>> Start SOURCE MATERIAL

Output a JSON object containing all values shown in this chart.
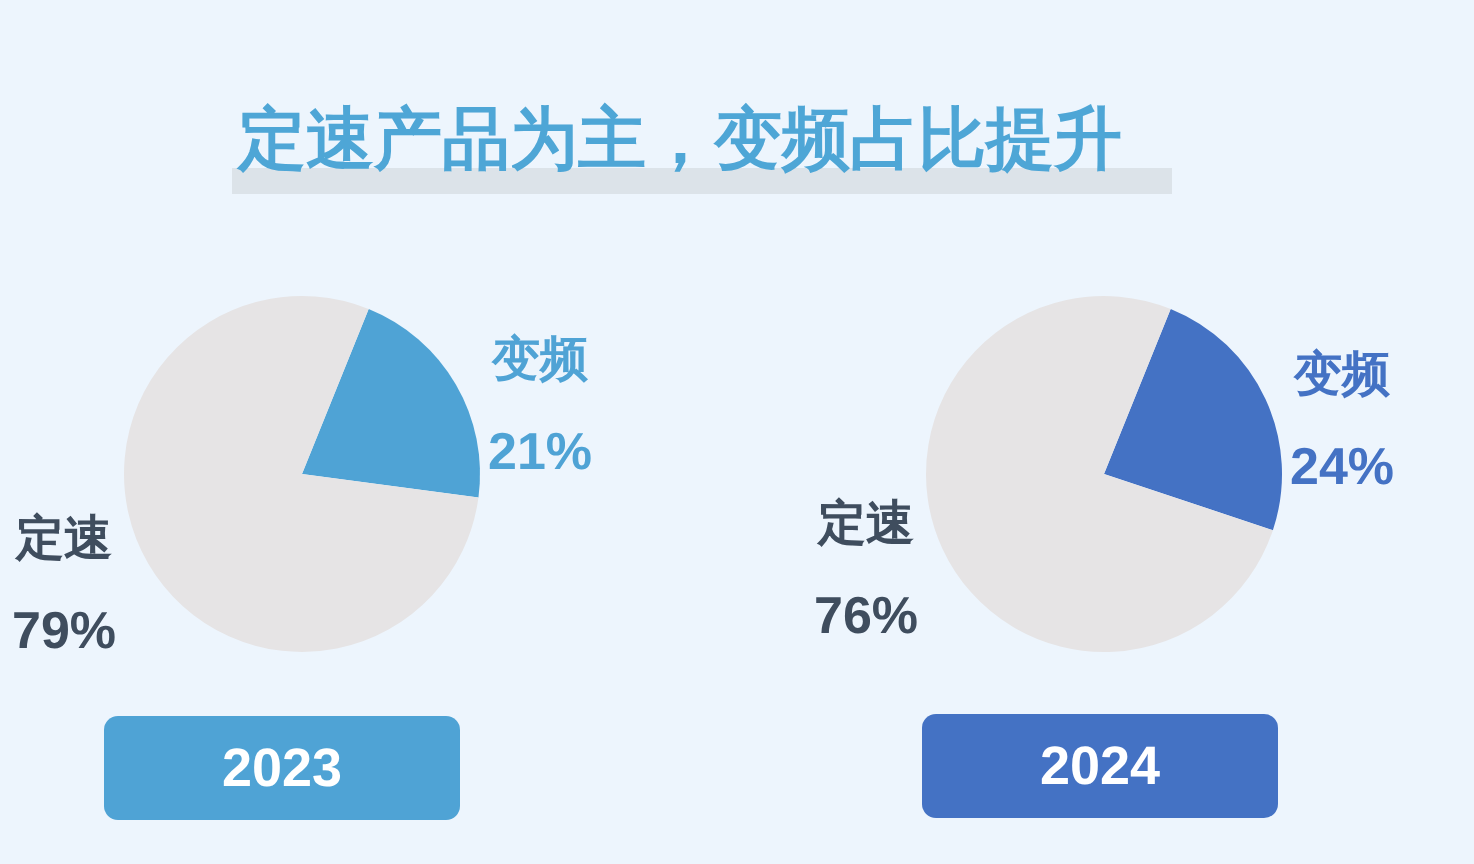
{
  "chart_data": [
    {
      "type": "pie",
      "title": "定速产品为主，变频占比提升",
      "xlabel": "2023",
      "categories": [
        "变频",
        "定速"
      ],
      "values": [
        21,
        79
      ],
      "colors": [
        "#4fa3d5",
        "#e6e4e5"
      ],
      "value_labels": [
        "21%",
        "79%"
      ]
    },
    {
      "type": "pie",
      "xlabel": "2024",
      "categories": [
        "变频",
        "定速"
      ],
      "values": [
        24,
        76
      ],
      "colors": [
        "#4472c4",
        "#e6e4e5"
      ],
      "value_labels": [
        "24%",
        "76%"
      ]
    }
  ]
}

>> End SOURCE MATERIAL

EXERCISE OBJECTIVE
Skip the pictures, then retype every line above exactly.

EXPECTED ANSWER
Output a JSON object containing all values shown in this chart.
{
  "chart_data": [
    {
      "type": "pie",
      "title": "定速产品为主，变频占比提升",
      "xlabel": "2023",
      "categories": [
        "变频",
        "定速"
      ],
      "values": [
        21,
        79
      ],
      "colors": [
        "#4fa3d5",
        "#e6e4e5"
      ],
      "value_labels": [
        "21%",
        "79%"
      ]
    },
    {
      "type": "pie",
      "xlabel": "2024",
      "categories": [
        "变频",
        "定速"
      ],
      "values": [
        24,
        76
      ],
      "colors": [
        "#4472c4",
        "#e6e4e5"
      ],
      "value_labels": [
        "24%",
        "76%"
      ]
    }
  ]
}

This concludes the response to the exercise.